— start of RECORDS SHOWN —

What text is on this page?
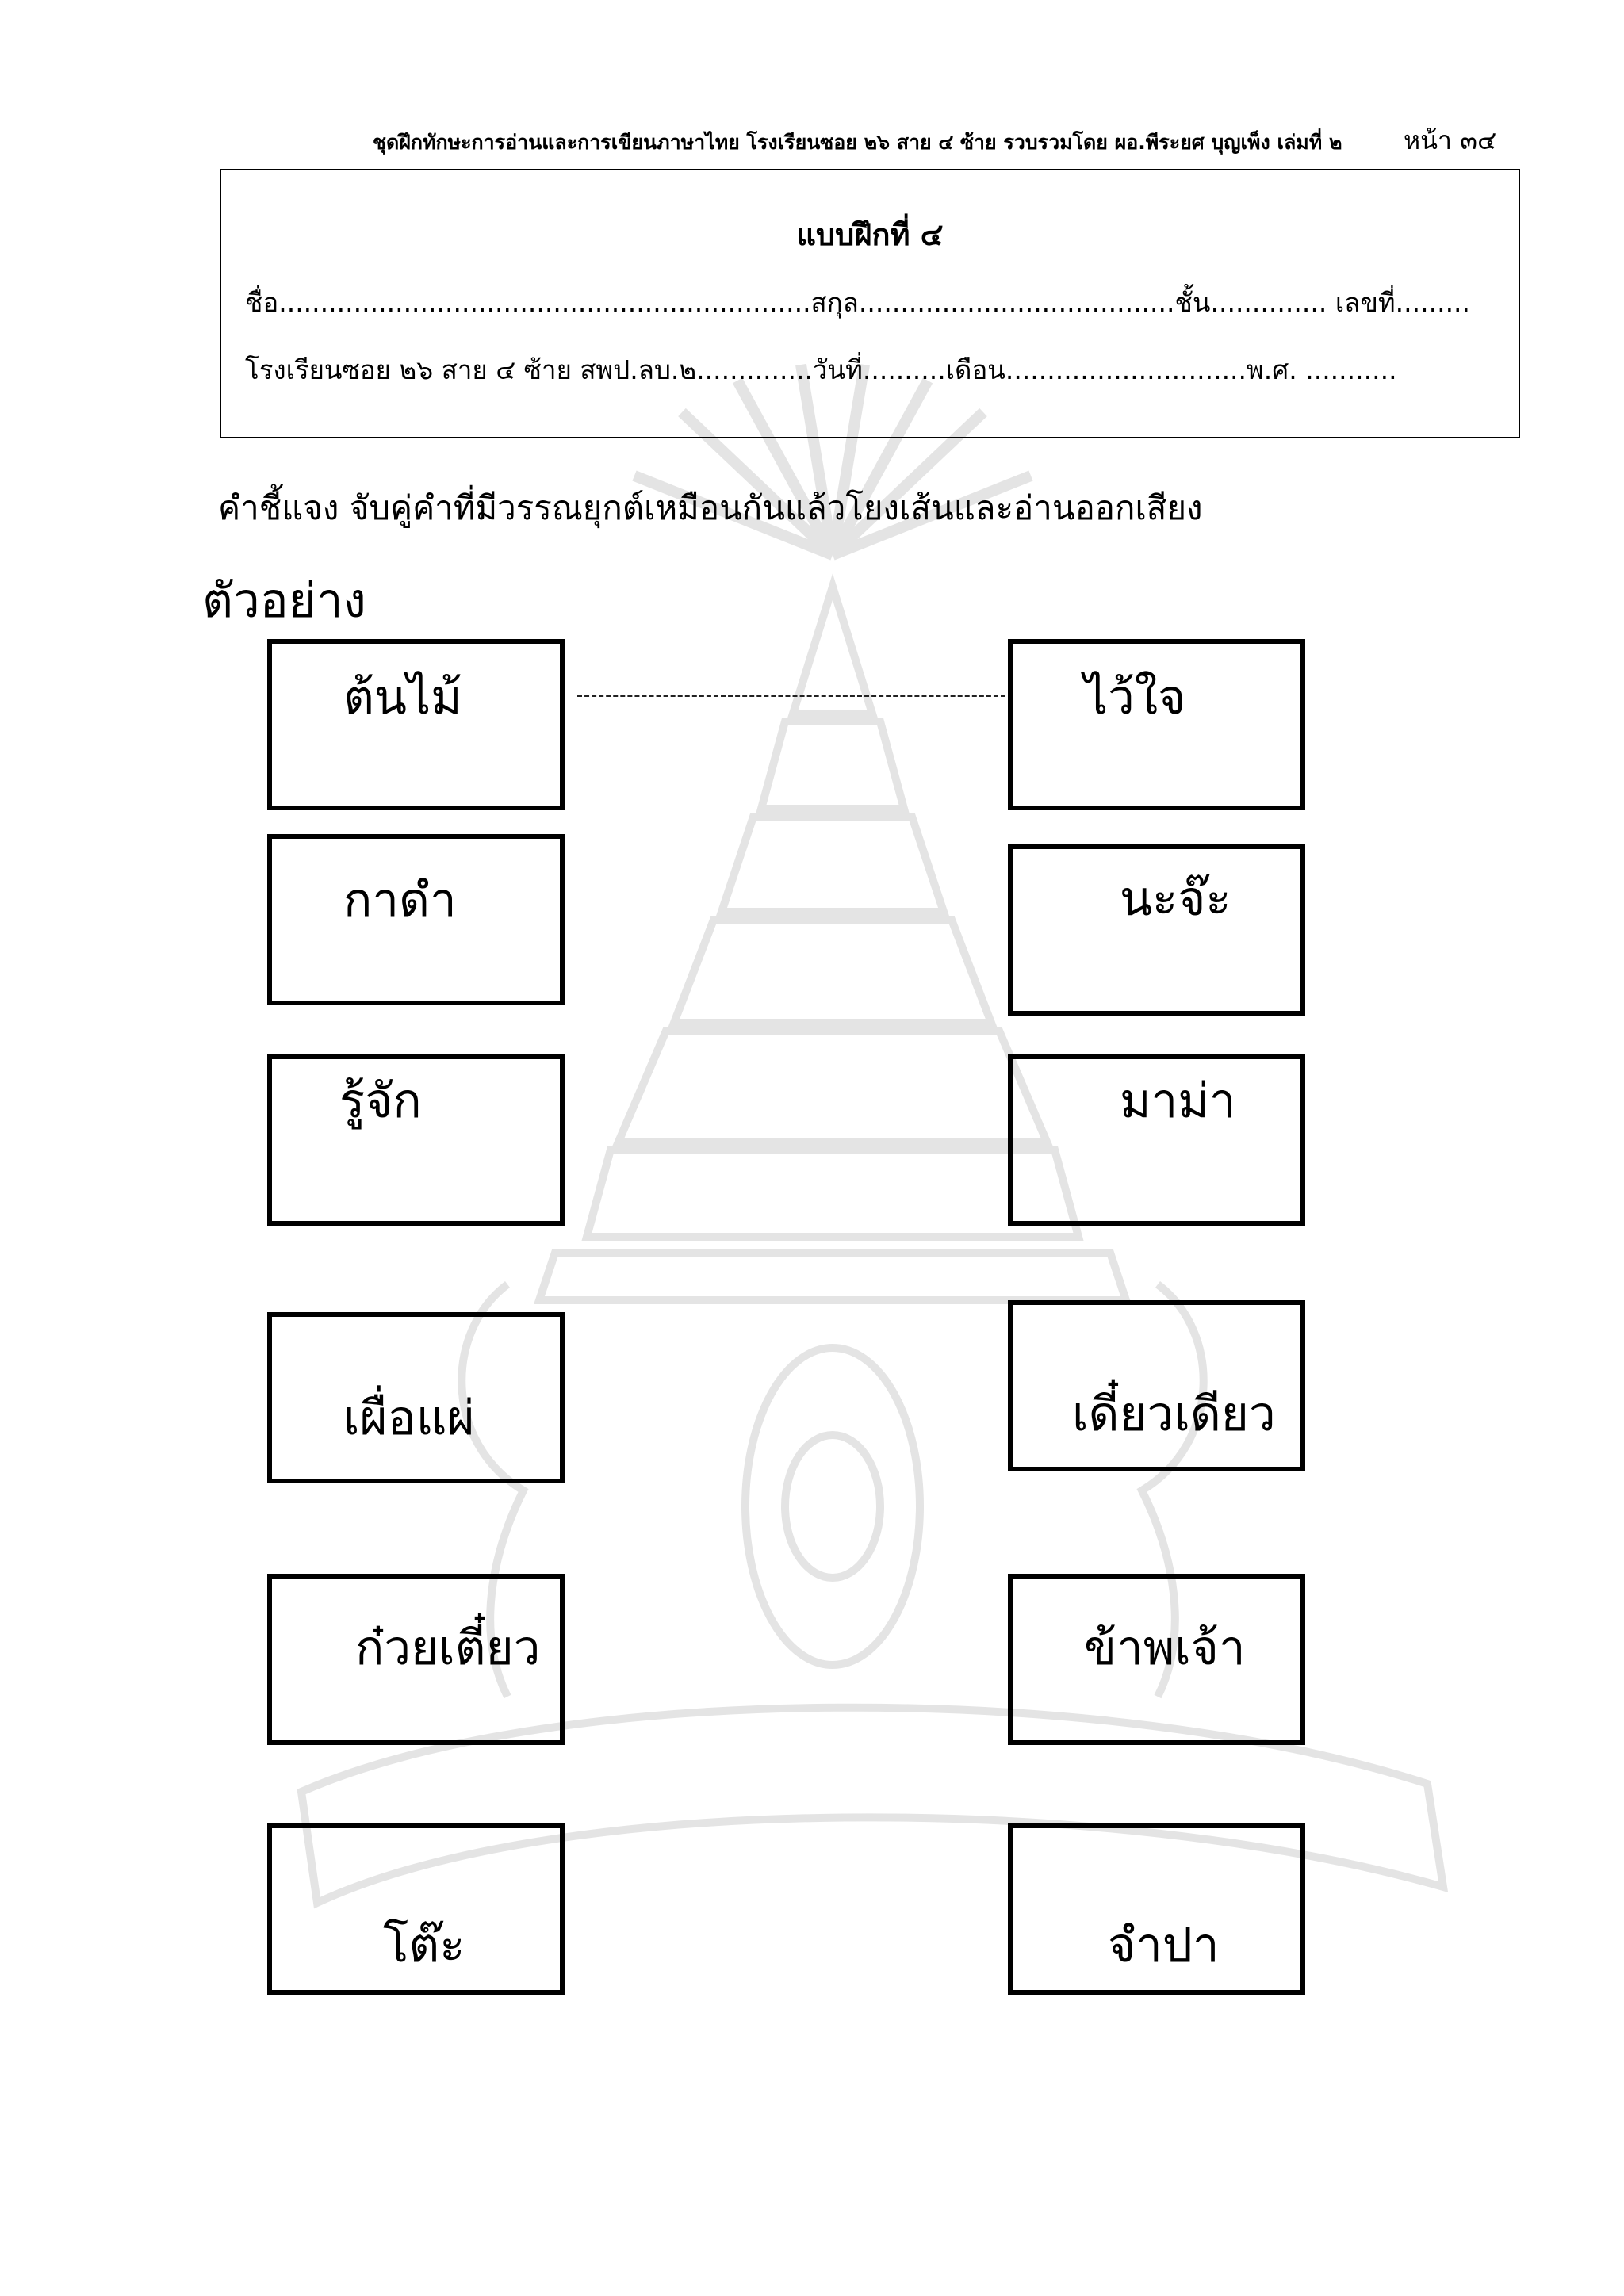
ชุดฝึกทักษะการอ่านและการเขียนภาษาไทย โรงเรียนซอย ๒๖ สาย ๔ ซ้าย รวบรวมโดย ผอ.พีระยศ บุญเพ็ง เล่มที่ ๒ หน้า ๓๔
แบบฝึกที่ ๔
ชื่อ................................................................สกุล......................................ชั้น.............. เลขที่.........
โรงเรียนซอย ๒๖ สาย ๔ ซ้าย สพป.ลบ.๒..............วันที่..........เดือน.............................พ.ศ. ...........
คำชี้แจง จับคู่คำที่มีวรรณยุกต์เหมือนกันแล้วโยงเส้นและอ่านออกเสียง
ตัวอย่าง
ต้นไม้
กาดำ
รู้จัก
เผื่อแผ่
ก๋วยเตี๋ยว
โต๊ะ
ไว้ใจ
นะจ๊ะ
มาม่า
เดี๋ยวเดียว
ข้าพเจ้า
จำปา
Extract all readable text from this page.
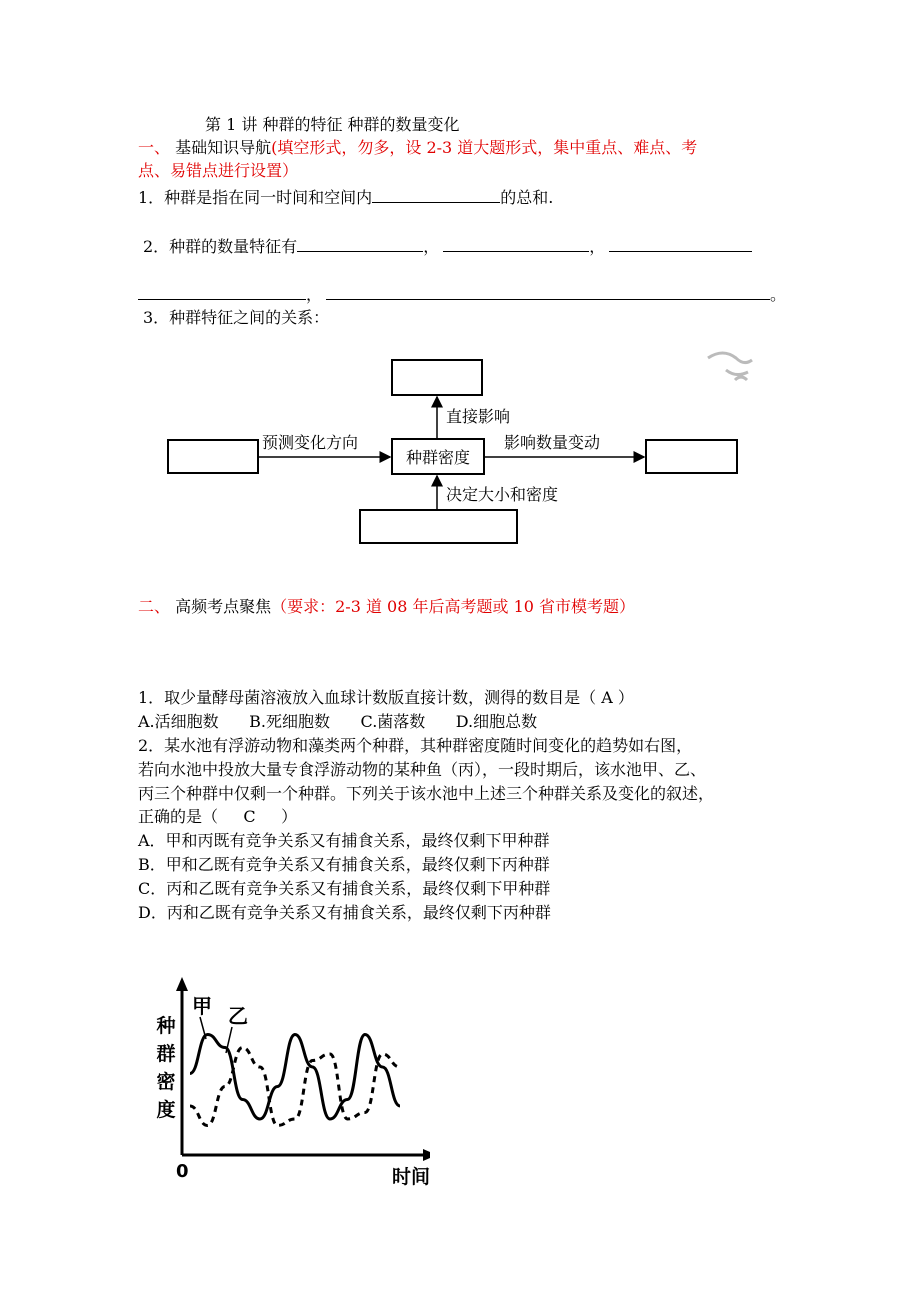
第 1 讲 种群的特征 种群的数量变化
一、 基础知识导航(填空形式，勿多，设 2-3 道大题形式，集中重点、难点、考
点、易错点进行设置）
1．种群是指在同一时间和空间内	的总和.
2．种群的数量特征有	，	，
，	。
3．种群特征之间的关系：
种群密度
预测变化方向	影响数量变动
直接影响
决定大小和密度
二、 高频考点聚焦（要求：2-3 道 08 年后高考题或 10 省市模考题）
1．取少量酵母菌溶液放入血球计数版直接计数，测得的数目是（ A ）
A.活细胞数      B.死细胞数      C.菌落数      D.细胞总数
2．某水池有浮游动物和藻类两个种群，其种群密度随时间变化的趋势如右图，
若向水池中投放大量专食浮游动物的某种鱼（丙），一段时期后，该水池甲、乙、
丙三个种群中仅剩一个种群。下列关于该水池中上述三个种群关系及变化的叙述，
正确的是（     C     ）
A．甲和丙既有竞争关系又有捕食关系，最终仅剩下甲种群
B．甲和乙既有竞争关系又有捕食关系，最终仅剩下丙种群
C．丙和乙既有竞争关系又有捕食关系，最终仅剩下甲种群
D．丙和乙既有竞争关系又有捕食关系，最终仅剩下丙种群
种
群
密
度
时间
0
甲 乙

— end of RECORDS SHOWN —

__GOAL OF THE EXERCISE__: Copy every entry exactly as written. Pictures are excluded.

__RESULT FOR THIS EXERCISE__:
What text is on this page?
ชุดฝึกทักษะการอ่านและการเขียนภาษาไทย โรงเรียนซอย ๒๖ สาย ๔ ซ้าย รวบรวมโดย ผอ.พีระยศ บุญเพ็ง เล่มที่ ๒ หน้า ๓๔
แบบฝึกที่ ๔
ชื่อ................................................................สกุล......................................ชั้น.............. เลขที่.........
โรงเรียนซอย ๒๖ สาย ๔ ซ้าย สพป.ลบ.๒..............วันที่..........เดือน.............................พ.ศ. ...........
คำชี้แจง จับคู่คำที่มีวรรณยุกต์เหมือนกันแล้วโยงเส้นและอ่านออกเสียง
ตัวอย่าง
ต้นไม้
กาดำ
รู้จัก
เผื่อแผ่
ก๋วยเตี๋ยว
โต๊ะ
ไว้ใจ
นะจ๊ะ
มาม่า
เดี๋ยวเดียว
ข้าพเจ้า
จำปา
Extract all readable text from this page.
第 1 讲 种群的特征 种群的数量变化
一、 基础知识导航(填空形式，勿多，设 2-3 道大题形式，集中重点、难点、考
点、易错点进行设置）
1．种群是指在同一时间和空间内	的总和.
2．种群的数量特征有	，	，
，	。
3．种群特征之间的关系：
种群密度
预测变化方向	影响数量变动
直接影响
决定大小和密度
二、 高频考点聚焦（要求：2-3 道 08 年后高考题或 10 省市模考题）
1．取少量酵母菌溶液放入血球计数版直接计数，测得的数目是（ A ）
A.活细胞数      B.死细胞数      C.菌落数      D.细胞总数
2．某水池有浮游动物和藻类两个种群，其种群密度随时间变化的趋势如右图，
若向水池中投放大量专食浮游动物的某种鱼（丙），一段时期后，该水池甲、乙、
丙三个种群中仅剩一个种群。下列关于该水池中上述三个种群关系及变化的叙述，
正确的是（     C     ）
A．甲和丙既有竞争关系又有捕食关系，最终仅剩下甲种群
B．甲和乙既有竞争关系又有捕食关系，最终仅剩下丙种群
C．丙和乙既有竞争关系又有捕食关系，最终仅剩下甲种群
D．丙和乙既有竞争关系又有捕食关系，最终仅剩下丙种群
种
群
密
度
时间
0
甲 乙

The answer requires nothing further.